Make an exact copy of all the entries, but do not reproduce the pictures.

>> start

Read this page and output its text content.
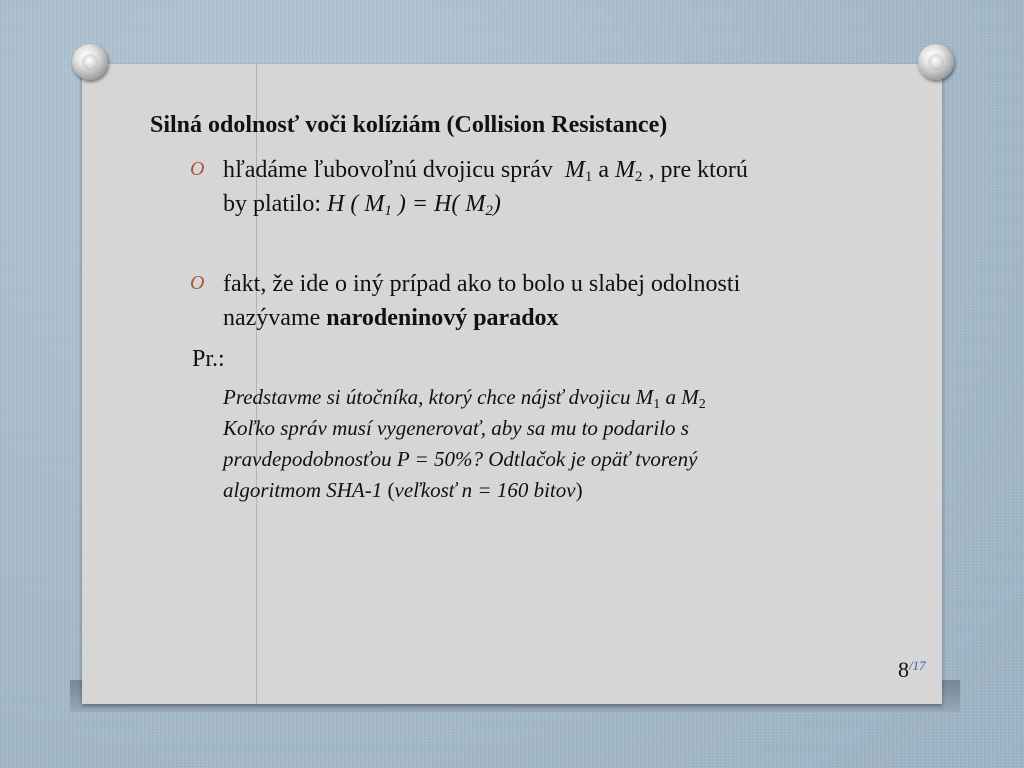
Silná odolnosť voči kolíziám (Collision Resistance)
O hľadáme ľubovoľnú dvojicu správ $M_1$ a $M_2$ , pre ktorú
by platilo: H ( $M_1$ ) = H( $M_2$)
O fakt, že ide o iný prípad ako to bolo u slabej odolnosti
nazývame narodeninový paradox
Pr.:
Predstavme si útočníka, ktorý chce nájsť dvojicu $M_1$ a $M_2$
Koľko správ musí vygenerovať, aby sa mu to podarilo s
pravdepodobnosťou P = 50%? Odtlačok je opäť tvorený
algoritmom SHA-1 (veľkosť n = 160 bitov)
$8^{/17}$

>> end

#### EXPECTED ANSWER
Read this page and output its text content.
Silná odolnosť voči kolíziám (Collision Resistance)
O hľadáme ľubovoľnú dvojicu správ $M_1$ a $M_2$ , pre ktorú
by platilo: H ( $M_1$ ) = H( $M_2$)
O fakt, že ide o iný prípad ako to bolo u slabej odolnosti
nazývame narodeninový paradox
Pr.:
Predstavme si útočníka, ktorý chce nájsť dvojicu $M_1$ a $M_2$
Koľko správ musí vygenerovať, aby sa mu to podarilo s
pravdepodobnosťou P = 50%? Odtlačok je opäť tvorený
algoritmom SHA-1 (veľkosť n = 160 bitov)
$8^{/17}$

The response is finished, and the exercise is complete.